--- START OF DATA SUPPLIED ---

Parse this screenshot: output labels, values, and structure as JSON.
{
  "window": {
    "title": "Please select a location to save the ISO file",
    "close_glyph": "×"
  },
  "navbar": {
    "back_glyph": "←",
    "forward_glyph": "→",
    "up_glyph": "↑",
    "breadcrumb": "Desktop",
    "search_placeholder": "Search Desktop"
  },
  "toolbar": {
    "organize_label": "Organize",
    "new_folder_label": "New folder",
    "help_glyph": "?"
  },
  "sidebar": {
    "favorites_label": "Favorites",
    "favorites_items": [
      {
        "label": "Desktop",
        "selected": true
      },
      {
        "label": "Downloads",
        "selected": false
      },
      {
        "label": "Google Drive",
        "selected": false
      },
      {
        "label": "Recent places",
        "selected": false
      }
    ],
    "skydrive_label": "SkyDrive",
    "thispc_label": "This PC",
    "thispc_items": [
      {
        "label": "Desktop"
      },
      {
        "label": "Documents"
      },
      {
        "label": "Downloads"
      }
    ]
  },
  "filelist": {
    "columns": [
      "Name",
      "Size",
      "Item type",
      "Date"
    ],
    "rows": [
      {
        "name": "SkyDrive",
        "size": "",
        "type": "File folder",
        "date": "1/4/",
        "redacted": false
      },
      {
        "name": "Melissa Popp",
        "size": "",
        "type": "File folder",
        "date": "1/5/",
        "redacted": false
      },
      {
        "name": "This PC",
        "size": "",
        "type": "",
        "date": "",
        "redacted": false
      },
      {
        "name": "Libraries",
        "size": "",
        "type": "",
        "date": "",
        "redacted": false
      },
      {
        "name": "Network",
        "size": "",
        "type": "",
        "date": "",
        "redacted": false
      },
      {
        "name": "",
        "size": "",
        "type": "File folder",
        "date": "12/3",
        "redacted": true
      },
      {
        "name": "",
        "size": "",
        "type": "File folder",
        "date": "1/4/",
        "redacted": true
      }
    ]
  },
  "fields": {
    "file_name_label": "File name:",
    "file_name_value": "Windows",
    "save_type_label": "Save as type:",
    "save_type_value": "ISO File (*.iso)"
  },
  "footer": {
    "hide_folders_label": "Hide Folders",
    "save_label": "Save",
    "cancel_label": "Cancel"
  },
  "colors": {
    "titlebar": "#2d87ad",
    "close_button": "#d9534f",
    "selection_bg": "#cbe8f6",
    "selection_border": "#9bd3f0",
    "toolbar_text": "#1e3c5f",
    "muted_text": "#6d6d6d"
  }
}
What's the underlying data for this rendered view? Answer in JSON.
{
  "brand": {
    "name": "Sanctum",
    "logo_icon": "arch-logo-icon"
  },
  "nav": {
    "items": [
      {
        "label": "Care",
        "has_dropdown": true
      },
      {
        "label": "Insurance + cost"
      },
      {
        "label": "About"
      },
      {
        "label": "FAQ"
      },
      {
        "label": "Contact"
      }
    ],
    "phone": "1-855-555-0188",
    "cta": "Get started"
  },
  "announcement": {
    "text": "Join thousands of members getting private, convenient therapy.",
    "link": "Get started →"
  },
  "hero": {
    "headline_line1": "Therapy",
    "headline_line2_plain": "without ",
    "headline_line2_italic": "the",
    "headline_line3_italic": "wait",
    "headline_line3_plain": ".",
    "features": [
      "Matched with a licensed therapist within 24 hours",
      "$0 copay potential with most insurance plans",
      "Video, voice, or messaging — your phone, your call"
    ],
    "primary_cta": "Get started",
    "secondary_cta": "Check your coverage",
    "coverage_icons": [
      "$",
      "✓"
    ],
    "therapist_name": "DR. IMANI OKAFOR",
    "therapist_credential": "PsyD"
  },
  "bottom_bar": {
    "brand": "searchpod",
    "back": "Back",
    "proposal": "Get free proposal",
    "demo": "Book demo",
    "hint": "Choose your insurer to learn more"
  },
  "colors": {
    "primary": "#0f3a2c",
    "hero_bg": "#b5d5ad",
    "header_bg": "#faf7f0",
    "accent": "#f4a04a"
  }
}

--- END OF DATA SUPPLIED ---

*PROBLEM DETAILS:*
Check every line of the data, and copy the ones that contain "started".

*SOLUTION TO THIS EXERCISE:*
    "cta": "Get started"
    "link": "Get started →"
    "primary_cta": "Get started",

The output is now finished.